• Given exercise 1:
Answer these about the post on Ian McEwan's reading, one line each, marked as below:
(a) Where did the writer see McEwan read from Solar?
(b) What did John Irving say he saw that led to one of his novels?
(c) Who plays the older Briony?

• Page excerpt:
>> BEGIN

A British Author, Swedish Jazz Group and an Argentinian Film - What a Great Place to Live!

Some recommendations:
1) I saw Ian McEwan read from his new novel, Solar, last week at a packed Folger. Haven't read it yet but the chapter he read - very convincingly! - sounded fascinating. The last question of the Q&A was, Can you tell us how you came up with the structure of Atonementand especially the ending? Wow. This reminded me of years back when someone asked John Irving a similar question about one of his novels. He answered he saw an Indian man crossing the street in Toronto and wondered how he got there. So he created this incredible back story. McEwan said that he envisioned a young woman - he didn't know the time or place - who jumped into a fountain to retrieve something. Then she had a little sister (Briony) who was putting on a play. And then the time and place came into his mind. He then addressed the ending, where the reader is told that the last part of the book - the apparent happy ending - was made up by Briony who is now a very famous old novelist (played by Vanessa Redgrave). McEwan said there is no doubt or duplicity in this ending. This was the only way that Briony could make up for what she did, for the lives that she ruined. There was no happy ending. Signing books later, McEwan was very personable and friendly with customers - nice to see.

>> END

• Data in this exercise:

>> BEGIN

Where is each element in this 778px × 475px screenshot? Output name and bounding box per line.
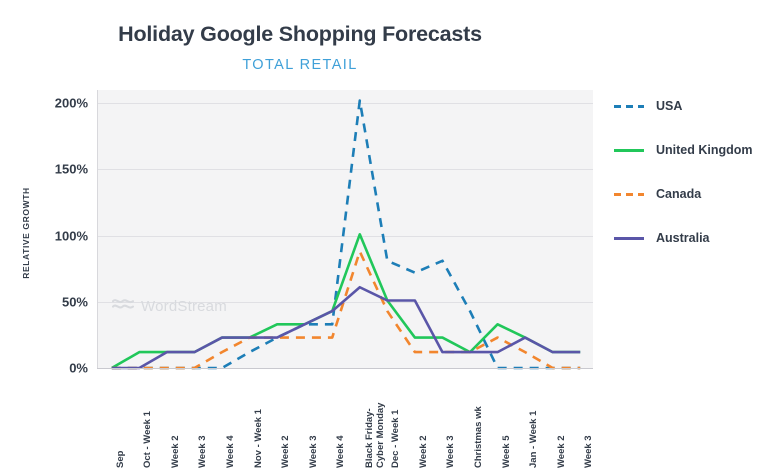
gridline — [98, 169, 593, 171]
series-lines — [111, 99, 581, 370]
x-tick-label: Week 2 — [555, 435, 567, 468]
legend-swatch-icon — [614, 236, 644, 240]
x-tick-label: Week 3 — [197, 435, 209, 468]
x-tick-label: Oct - Week 1 — [142, 411, 154, 468]
x-tick-label: Black Friday- Cyber Monday — [363, 402, 386, 468]
gridline — [98, 301, 593, 303]
series-line-united-kingdom — [111, 233, 581, 370]
y-tick-label: 200% — [54, 95, 88, 111]
legend-swatch-icon — [614, 148, 644, 152]
x-tick-label: Week 3 — [583, 435, 595, 468]
x-axis-line — [97, 368, 593, 369]
legend-swatch-icon — [614, 192, 644, 196]
gridline — [98, 103, 593, 105]
x-axis-labels: Sep Oct - Week 1 Week 2 Week 3 Week 4 Nov - W… — [97, 372, 595, 472]
page-title: Holiday Google Shopping Forecasts — [118, 22, 482, 46]
x-tick-label: Week 2 — [417, 435, 429, 468]
x-tick-label: Jan - Week 1 — [528, 410, 540, 468]
x-tick-label: Nov - Week 1 — [252, 409, 264, 468]
title-block: Holiday Google Shopping Forecasts TOTAL … — [0, 22, 600, 73]
legend-item-usa[interactable]: USA — [614, 88, 778, 124]
y-axis: RELATIVE GROWTH 0% 50% 100% 150% 200% — [0, 0, 88, 475]
x-tick-label: Christmas wk — [473, 406, 484, 468]
gridline — [98, 235, 593, 237]
x-tick-label: Week 2 — [169, 435, 181, 468]
legend-label: United Kingdom — [656, 143, 753, 157]
legend-item-united-kingdom[interactable]: United Kingdom — [614, 132, 778, 168]
legend-label: USA — [656, 99, 683, 113]
x-tick-label: Week 3 — [445, 435, 457, 468]
x-tick-label: Sep — [114, 450, 126, 468]
x-tick-label: Week 3 — [307, 435, 319, 468]
y-tick-label: 0% — [69, 360, 88, 376]
legend: USA United Kingdom Canada Australia — [614, 88, 778, 264]
y-tick-label: 150% — [54, 161, 88, 177]
legend-label: Australia — [656, 231, 710, 245]
legend-item-canada[interactable]: Canada — [614, 176, 778, 212]
legend-label: Canada — [656, 187, 702, 201]
x-tick-label: Week 4 — [335, 435, 347, 468]
series-line-canada — [111, 250, 581, 370]
x-tick-label: Week 4 — [225, 435, 236, 468]
plot-area — [97, 90, 593, 370]
y-tick-label: 100% — [54, 228, 88, 244]
chart-subtitle: TOTAL RETAIL — [242, 56, 358, 73]
x-tick-label: Week 2 — [280, 435, 292, 468]
legend-item-australia[interactable]: Australia — [614, 220, 778, 256]
series-line-usa — [111, 99, 581, 370]
legend-swatch-icon — [614, 104, 644, 108]
x-tick-label: Dec - Week 1 — [390, 409, 402, 468]
y-tick-label: 50% — [61, 294, 88, 310]
x-tick-label: Week 5 — [500, 435, 512, 468]
series-line-australia — [111, 285, 581, 370]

>> END

• Given exercise 2:
Please copy the rows from the line containing "gridline — [98, 169, 593, 171]" through the line containing "gridline — [98, 103, 593, 105]", both included, with no changes.

• Written reply 1:
(a) At a packed Folger.
(b) An Indian man crossing the street in Toronto.
(c) Vanessa Redgrave.

• Written reply 2:
gridline — [98, 169, 593, 171]
series-lines — [111, 99, 581, 370]
x-tick-label: Week 2 — [555, 435, 567, 468]
legend-swatch-icon — [614, 236, 644, 240]
x-tick-label: Week 3 — [197, 435, 209, 468]
x-tick-label: Oct - Week 1 — [142, 411, 154, 468]
x-tick-label: Black Friday- Cyber Monday — [363, 402, 386, 468]
gridline — [98, 301, 593, 303]
series-line-united-kingdom — [111, 233, 581, 370]
y-tick-label: 200% — [54, 95, 88, 111]
legend-swatch-icon — [614, 148, 644, 152]
x-tick-label: Week 3 — [583, 435, 595, 468]
x-axis-line — [97, 368, 593, 369]
legend-swatch-icon — [614, 192, 644, 196]
gridline — [98, 103, 593, 105]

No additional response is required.